- Information provided

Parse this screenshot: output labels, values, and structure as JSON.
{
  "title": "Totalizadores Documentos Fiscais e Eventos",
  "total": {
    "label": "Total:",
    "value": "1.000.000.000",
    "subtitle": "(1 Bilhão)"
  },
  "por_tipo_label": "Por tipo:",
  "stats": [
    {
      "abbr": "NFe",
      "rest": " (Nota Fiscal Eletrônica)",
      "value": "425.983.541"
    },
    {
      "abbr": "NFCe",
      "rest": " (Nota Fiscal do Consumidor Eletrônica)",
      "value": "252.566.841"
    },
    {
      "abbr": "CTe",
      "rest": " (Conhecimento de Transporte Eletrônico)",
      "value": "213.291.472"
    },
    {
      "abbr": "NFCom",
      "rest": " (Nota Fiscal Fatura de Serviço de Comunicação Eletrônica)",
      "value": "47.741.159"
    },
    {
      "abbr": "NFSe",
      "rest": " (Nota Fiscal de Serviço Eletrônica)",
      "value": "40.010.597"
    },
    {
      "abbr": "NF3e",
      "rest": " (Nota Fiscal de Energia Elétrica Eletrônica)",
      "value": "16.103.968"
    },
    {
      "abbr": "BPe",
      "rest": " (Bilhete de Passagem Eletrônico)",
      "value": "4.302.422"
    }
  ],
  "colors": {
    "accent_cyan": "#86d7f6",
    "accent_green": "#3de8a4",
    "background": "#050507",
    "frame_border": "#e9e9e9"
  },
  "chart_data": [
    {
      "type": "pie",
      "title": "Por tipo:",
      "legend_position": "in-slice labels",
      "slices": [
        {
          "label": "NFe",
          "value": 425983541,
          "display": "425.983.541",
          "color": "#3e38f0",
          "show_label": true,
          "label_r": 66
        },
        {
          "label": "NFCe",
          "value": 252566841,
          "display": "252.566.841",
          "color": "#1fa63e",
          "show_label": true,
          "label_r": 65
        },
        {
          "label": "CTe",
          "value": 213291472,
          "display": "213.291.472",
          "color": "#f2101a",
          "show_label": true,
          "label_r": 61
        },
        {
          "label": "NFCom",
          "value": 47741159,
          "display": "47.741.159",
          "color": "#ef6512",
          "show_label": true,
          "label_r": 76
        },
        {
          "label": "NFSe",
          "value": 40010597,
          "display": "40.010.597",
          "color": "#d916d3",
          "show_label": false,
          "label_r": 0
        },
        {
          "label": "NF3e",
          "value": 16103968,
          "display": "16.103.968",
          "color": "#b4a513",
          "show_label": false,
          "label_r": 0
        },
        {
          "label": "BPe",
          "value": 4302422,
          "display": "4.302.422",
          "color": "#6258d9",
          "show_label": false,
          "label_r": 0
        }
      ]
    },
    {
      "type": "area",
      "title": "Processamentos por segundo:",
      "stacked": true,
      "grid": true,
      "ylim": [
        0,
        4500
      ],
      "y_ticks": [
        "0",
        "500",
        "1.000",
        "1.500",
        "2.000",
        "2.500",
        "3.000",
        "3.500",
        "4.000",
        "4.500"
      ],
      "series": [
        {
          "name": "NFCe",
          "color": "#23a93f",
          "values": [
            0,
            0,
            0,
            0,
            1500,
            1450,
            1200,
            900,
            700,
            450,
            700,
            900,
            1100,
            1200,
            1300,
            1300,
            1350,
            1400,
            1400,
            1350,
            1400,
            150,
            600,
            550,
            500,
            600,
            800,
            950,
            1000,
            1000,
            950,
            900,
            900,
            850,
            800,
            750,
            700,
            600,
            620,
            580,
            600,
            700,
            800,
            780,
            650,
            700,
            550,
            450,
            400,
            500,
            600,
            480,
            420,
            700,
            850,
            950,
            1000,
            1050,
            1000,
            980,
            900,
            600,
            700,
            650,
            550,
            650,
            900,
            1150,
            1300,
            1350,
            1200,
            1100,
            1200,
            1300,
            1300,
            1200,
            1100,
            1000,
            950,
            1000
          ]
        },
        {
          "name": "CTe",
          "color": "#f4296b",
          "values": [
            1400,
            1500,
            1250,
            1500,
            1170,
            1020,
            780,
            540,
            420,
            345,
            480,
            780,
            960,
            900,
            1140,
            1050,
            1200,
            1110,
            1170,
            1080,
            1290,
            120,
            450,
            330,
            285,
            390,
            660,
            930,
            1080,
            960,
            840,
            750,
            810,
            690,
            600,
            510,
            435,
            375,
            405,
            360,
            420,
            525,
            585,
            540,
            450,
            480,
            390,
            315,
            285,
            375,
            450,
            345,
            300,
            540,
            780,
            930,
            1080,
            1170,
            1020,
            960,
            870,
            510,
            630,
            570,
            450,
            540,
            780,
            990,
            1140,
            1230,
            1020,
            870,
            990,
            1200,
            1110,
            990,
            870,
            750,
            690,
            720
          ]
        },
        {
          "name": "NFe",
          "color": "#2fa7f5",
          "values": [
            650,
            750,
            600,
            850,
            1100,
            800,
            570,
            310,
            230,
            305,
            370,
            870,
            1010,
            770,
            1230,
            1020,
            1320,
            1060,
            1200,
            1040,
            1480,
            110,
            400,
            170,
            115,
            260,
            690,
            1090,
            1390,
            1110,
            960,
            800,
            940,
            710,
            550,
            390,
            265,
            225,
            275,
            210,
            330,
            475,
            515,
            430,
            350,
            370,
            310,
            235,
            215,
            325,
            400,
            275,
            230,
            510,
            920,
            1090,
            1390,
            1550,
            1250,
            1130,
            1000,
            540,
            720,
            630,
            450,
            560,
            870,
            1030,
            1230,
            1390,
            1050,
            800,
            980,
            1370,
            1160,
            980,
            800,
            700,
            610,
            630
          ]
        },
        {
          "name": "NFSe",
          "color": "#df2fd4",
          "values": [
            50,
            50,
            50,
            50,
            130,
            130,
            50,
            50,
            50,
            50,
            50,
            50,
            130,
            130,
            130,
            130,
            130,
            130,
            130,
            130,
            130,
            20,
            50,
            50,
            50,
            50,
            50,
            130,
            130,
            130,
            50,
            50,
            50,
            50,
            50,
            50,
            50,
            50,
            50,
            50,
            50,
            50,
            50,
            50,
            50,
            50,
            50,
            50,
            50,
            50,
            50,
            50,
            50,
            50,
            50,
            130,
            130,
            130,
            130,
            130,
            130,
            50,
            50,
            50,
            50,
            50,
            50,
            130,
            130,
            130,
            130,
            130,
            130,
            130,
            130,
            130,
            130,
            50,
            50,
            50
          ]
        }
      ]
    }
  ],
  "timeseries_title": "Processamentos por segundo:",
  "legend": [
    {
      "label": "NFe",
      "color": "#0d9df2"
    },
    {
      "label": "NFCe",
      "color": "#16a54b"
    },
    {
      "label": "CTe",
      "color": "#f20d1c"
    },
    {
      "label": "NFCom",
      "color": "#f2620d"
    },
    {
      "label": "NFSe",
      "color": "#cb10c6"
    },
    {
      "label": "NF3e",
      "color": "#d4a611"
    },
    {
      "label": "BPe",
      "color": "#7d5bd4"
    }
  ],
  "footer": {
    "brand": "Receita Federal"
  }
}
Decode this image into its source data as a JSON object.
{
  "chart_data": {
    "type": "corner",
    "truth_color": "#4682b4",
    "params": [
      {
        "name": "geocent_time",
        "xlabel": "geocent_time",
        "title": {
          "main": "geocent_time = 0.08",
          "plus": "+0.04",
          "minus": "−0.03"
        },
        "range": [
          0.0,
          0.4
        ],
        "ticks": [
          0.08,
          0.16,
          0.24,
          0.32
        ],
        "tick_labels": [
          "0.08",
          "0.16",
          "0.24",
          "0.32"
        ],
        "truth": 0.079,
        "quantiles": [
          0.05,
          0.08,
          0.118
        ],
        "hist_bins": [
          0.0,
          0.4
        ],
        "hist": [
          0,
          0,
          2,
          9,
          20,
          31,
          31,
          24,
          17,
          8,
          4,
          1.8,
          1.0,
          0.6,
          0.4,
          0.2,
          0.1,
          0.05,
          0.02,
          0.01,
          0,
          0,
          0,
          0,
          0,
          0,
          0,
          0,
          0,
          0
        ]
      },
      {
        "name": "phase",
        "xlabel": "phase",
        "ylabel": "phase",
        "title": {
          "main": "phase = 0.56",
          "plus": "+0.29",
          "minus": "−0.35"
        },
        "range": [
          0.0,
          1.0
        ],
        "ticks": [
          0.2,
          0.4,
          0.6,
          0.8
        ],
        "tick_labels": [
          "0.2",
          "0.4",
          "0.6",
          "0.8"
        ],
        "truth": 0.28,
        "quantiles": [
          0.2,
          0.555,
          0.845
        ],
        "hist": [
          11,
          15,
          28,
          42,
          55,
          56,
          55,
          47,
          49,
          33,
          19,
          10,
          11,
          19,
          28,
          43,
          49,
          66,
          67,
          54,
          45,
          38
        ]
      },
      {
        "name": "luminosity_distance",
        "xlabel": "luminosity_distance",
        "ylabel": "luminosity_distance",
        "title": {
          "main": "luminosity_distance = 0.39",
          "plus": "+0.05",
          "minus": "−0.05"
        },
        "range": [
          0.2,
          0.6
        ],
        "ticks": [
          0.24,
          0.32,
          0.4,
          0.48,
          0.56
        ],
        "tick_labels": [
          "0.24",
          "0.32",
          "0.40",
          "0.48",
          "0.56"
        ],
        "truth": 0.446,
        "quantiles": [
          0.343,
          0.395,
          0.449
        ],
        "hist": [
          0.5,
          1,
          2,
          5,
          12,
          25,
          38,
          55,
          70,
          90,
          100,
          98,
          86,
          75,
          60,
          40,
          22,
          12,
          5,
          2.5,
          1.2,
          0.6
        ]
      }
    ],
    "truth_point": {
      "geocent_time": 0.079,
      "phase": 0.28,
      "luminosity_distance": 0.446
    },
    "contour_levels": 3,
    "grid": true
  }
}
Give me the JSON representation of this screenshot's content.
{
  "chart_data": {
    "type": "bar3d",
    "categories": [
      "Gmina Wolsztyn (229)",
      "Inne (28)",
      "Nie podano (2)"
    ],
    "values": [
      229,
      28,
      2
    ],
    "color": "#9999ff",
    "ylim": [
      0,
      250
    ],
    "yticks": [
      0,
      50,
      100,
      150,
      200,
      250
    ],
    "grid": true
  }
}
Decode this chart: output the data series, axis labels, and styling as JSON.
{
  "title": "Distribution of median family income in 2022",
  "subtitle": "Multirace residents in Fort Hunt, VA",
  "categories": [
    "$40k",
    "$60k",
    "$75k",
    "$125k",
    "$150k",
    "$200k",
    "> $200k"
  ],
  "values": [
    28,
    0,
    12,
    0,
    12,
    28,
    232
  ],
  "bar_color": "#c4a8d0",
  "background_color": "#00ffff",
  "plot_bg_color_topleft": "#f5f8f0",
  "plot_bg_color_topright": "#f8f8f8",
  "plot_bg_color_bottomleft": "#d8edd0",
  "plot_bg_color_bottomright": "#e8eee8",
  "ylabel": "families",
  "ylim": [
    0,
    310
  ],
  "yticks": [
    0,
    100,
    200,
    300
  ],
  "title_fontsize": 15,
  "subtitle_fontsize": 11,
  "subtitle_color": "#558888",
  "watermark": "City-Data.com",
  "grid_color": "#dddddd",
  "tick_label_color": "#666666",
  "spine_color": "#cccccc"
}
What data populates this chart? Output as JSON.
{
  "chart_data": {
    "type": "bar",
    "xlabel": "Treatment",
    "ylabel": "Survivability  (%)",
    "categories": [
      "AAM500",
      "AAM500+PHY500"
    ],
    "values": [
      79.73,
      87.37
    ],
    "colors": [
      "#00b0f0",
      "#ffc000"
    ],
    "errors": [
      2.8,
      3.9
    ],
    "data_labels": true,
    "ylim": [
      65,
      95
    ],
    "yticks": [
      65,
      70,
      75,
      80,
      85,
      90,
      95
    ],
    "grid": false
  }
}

- Work to be completed
Only the lines from the one that contains "What data populates" to the end of the data should be output, exactly as they appear.

- Response for this exercise
What data populates this chart? Output as JSON.
{
  "chart_data": {
    "type": "bar",
    "xlabel": "Treatment",
    "ylabel": "Survivability  (%)",
    "categories": [
      "AAM500",
      "AAM500+PHY500"
    ],
    "values": [
      79.73,
      87.37
    ],
    "colors": [
      "#00b0f0",
      "#ffc000"
    ],
    "errors": [
      2.8,
      3.9
    ],
    "data_labels": true,
    "ylim": [
      65,
      95
    ],
    "yticks": [
      65,
      70,
      75,
      80,
      85,
      90,
      95
    ],
    "grid": false
  }
}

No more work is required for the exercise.